## TASK INPUT
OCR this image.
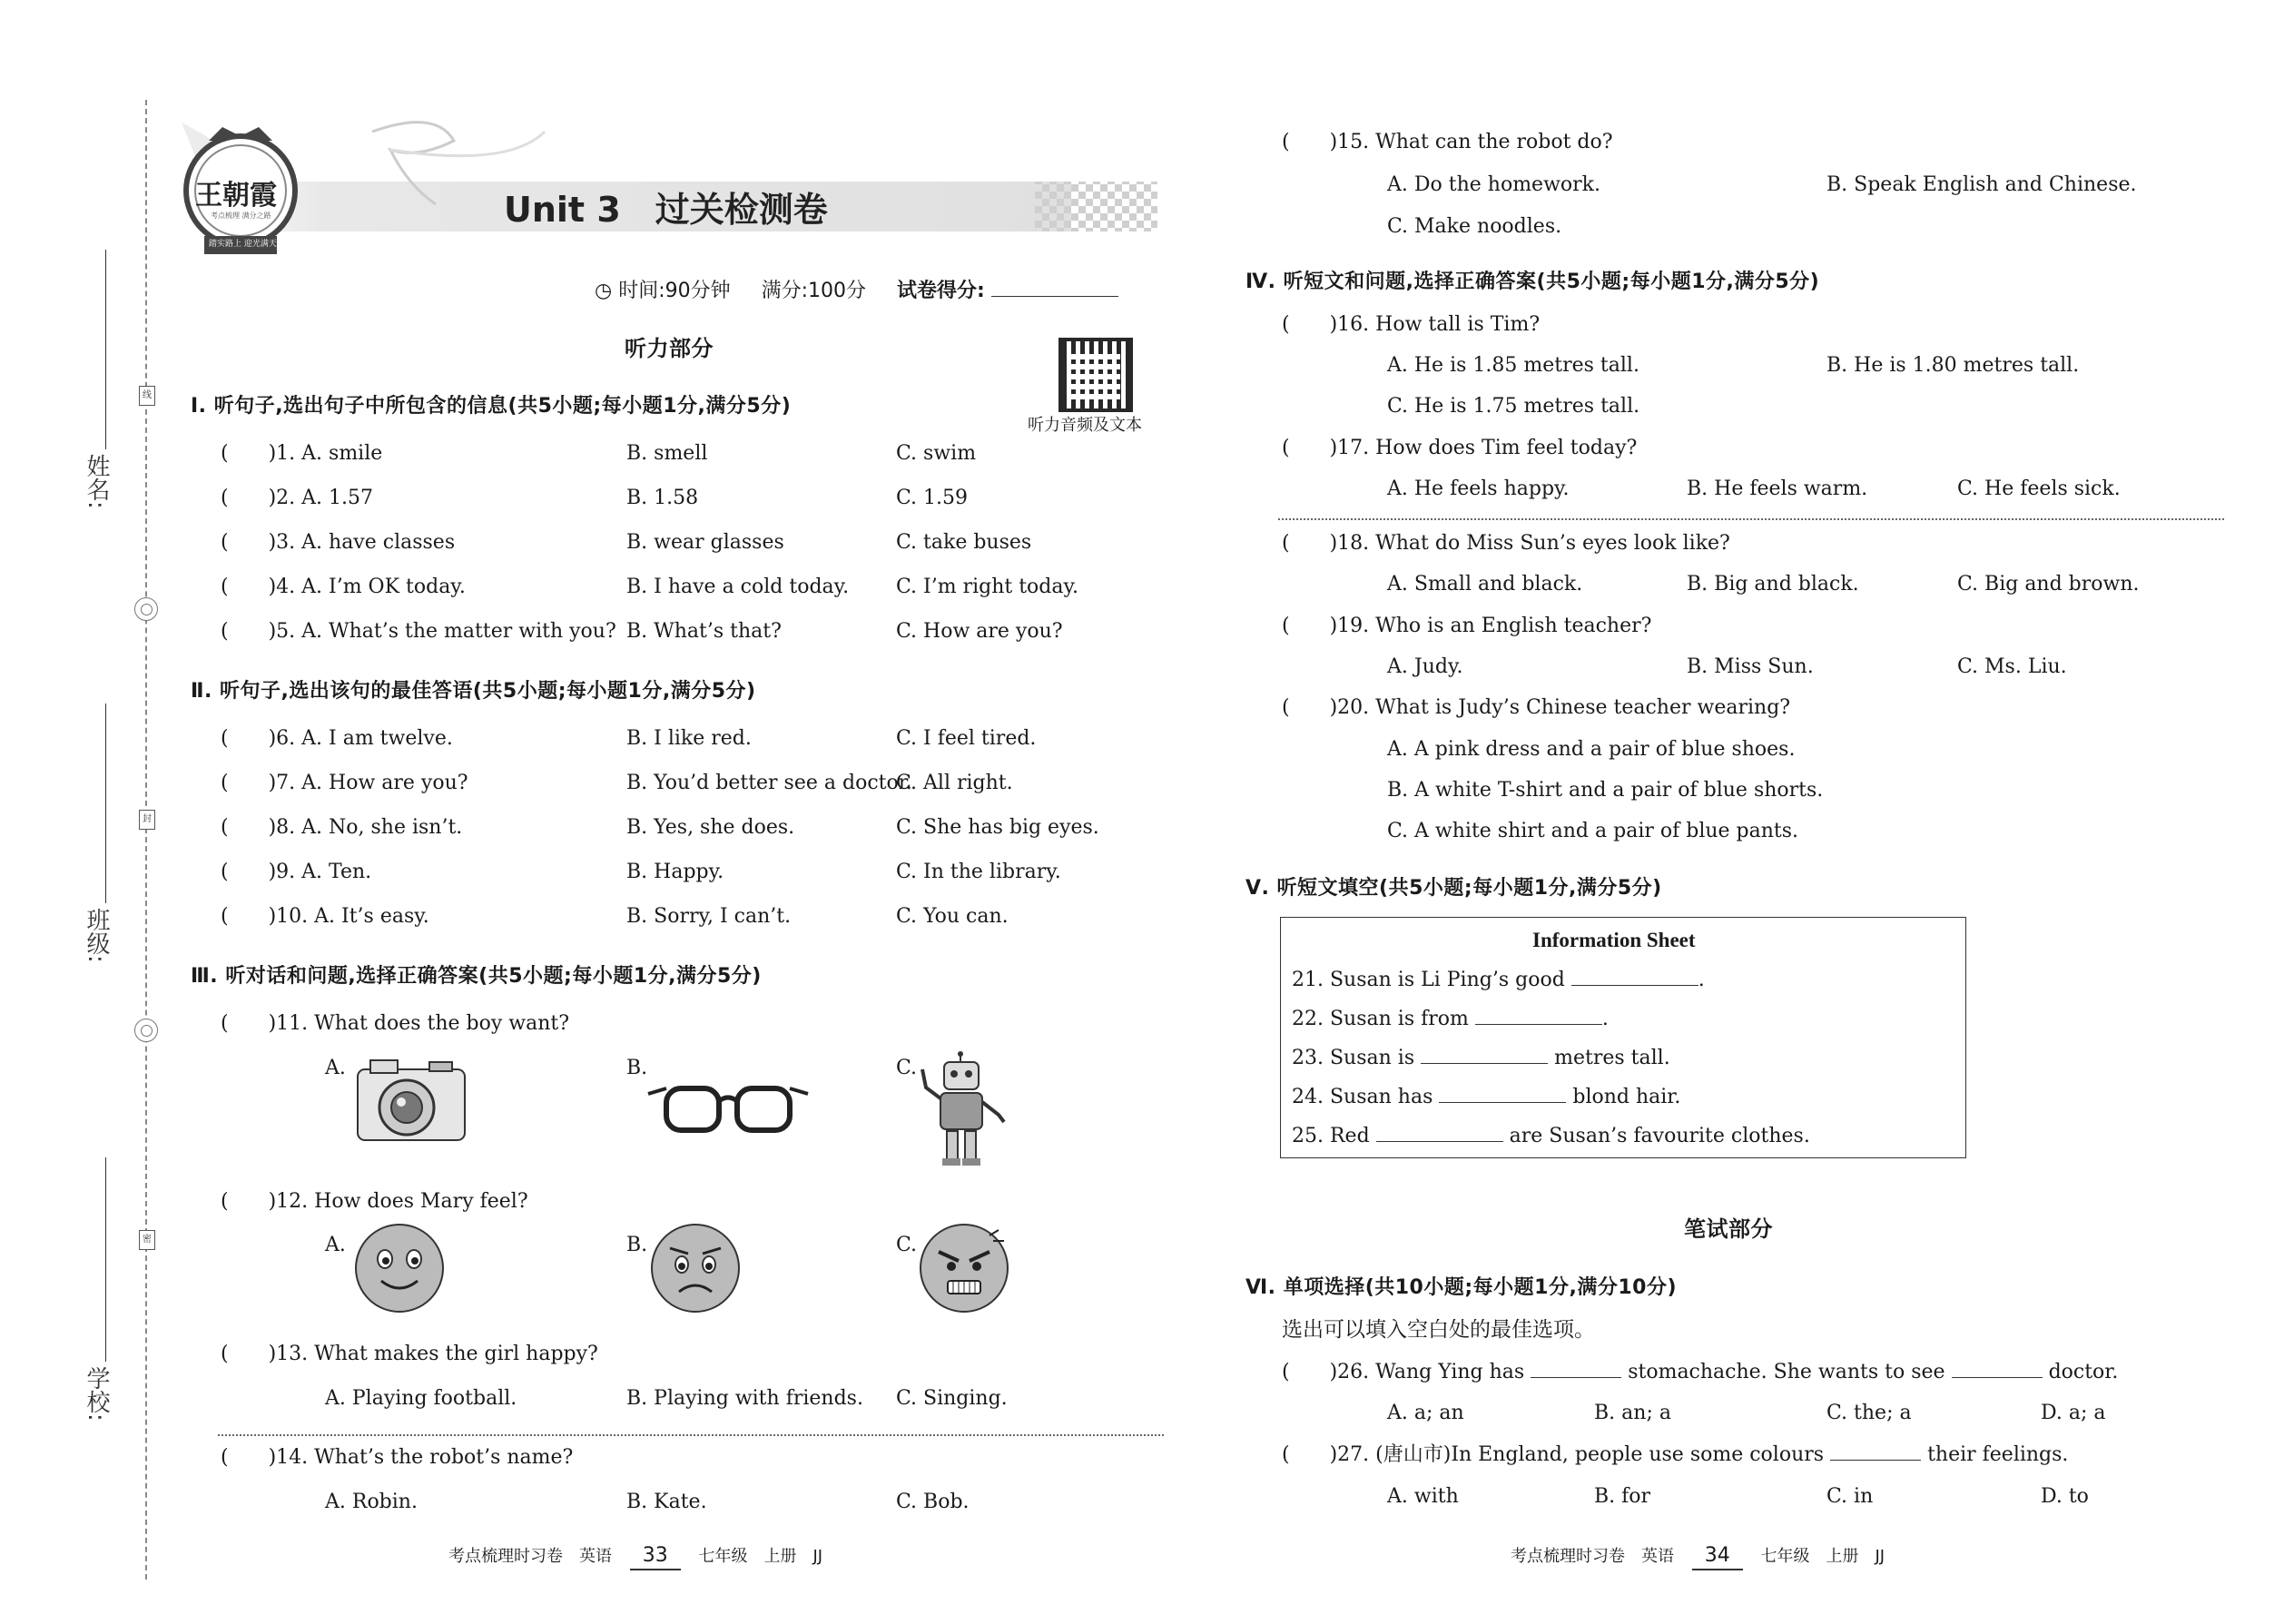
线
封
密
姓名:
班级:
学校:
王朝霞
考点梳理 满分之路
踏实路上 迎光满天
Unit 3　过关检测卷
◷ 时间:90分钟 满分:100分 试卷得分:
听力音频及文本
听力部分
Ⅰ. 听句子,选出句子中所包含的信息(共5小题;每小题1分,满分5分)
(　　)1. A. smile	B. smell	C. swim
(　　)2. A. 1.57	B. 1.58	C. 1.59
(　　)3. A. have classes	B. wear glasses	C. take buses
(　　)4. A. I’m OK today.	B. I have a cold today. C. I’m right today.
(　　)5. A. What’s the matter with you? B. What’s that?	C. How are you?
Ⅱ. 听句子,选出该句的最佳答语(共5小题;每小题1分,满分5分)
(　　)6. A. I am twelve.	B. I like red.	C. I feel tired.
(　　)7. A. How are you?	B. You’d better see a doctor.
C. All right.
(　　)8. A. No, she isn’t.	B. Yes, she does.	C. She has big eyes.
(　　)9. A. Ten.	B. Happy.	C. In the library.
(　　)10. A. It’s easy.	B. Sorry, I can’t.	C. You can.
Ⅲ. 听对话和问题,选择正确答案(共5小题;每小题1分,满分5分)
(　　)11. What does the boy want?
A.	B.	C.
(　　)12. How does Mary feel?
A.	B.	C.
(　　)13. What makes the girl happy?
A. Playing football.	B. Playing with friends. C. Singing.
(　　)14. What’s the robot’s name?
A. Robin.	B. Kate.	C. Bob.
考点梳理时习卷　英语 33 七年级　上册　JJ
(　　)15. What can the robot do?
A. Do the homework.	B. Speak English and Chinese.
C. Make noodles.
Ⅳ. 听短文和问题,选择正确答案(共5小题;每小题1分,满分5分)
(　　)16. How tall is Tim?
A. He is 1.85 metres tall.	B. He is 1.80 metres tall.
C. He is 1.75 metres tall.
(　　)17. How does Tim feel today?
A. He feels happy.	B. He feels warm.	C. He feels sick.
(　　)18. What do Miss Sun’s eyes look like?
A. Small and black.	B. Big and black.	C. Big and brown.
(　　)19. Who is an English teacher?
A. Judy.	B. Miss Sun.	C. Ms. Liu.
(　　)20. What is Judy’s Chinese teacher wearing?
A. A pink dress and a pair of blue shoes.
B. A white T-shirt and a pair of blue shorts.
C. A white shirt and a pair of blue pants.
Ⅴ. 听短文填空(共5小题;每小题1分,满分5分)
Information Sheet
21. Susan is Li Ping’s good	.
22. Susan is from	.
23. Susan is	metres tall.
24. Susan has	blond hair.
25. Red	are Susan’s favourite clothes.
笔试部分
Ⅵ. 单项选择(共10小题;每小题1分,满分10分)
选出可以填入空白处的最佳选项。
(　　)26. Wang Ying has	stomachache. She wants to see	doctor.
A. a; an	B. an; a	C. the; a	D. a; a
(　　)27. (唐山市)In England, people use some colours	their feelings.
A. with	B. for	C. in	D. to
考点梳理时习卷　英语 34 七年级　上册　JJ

## GIVEN TASK
All the records above need to be given again word for word. Skip the pictures.

## FINAL RESULT
OCR this image.
线
封
密
姓名:
班级:
学校:
王朝霞
考点梳理 满分之路
踏实路上 迎光满天
Unit 3　过关检测卷
◷ 时间:90分钟 满分:100分 试卷得分:
听力音频及文本
听力部分
Ⅰ. 听句子,选出句子中所包含的信息(共5小题;每小题1分,满分5分)
(　　)1. A. smile	B. smell	C. swim
(　　)2. A. 1.57	B. 1.58	C. 1.59
(　　)3. A. have classes	B. wear glasses	C. take buses
(　　)4. A. I’m OK today.	B. I have a cold today. C. I’m right today.
(　　)5. A. What’s the matter with you? B. What’s that?	C. How are you?
Ⅱ. 听句子,选出该句的最佳答语(共5小题;每小题1分,满分5分)
(　　)6. A. I am twelve.	B. I like red.	C. I feel tired.
(　　)7. A. How are you?	B. You’d better see a doctor.
C. All right.
(　　)8. A. No, she isn’t.	B. Yes, she does.	C. She has big eyes.
(　　)9. A. Ten.	B. Happy.	C. In the library.
(　　)10. A. It’s easy.	B. Sorry, I can’t.	C. You can.
Ⅲ. 听对话和问题,选择正确答案(共5小题;每小题1分,满分5分)
(　　)11. What does the boy want?
A.	B.	C.
(　　)12. How does Mary feel?
A.	B.	C.
(　　)13. What makes the girl happy?
A. Playing football.	B. Playing with friends. C. Singing.
(　　)14. What’s the robot’s name?
A. Robin.	B. Kate.	C. Bob.
考点梳理时习卷　英语 33 七年级　上册　JJ
(　　)15. What can the robot do?
A. Do the homework.	B. Speak English and Chinese.
C. Make noodles.
Ⅳ. 听短文和问题,选择正确答案(共5小题;每小题1分,满分5分)
(　　)16. How tall is Tim?
A. He is 1.85 metres tall.	B. He is 1.80 metres tall.
C. He is 1.75 metres tall.
(　　)17. How does Tim feel today?
A. He feels happy.	B. He feels warm.	C. He feels sick.
(　　)18. What do Miss Sun’s eyes look like?
A. Small and black.	B. Big and black.	C. Big and brown.
(　　)19. Who is an English teacher?
A. Judy.	B. Miss Sun.	C. Ms. Liu.
(　　)20. What is Judy’s Chinese teacher wearing?
A. A pink dress and a pair of blue shoes.
B. A white T-shirt and a pair of blue shorts.
C. A white shirt and a pair of blue pants.
Ⅴ. 听短文填空(共5小题;每小题1分,满分5分)
Information Sheet
21. Susan is Li Ping’s good	.
22. Susan is from	.
23. Susan is	metres tall.
24. Susan has	blond hair.
25. Red	are Susan’s favourite clothes.
笔试部分
Ⅵ. 单项选择(共10小题;每小题1分,满分10分)
选出可以填入空白处的最佳选项。
(　　)26. Wang Ying has	stomachache. She wants to see	doctor.
A. a; an	B. an; a	C. the; a	D. a; a
(　　)27. (唐山市)In England, people use some colours	their feelings.
A. with	B. for	C. in	D. to
考点梳理时习卷　英语 34 七年级　上册　JJ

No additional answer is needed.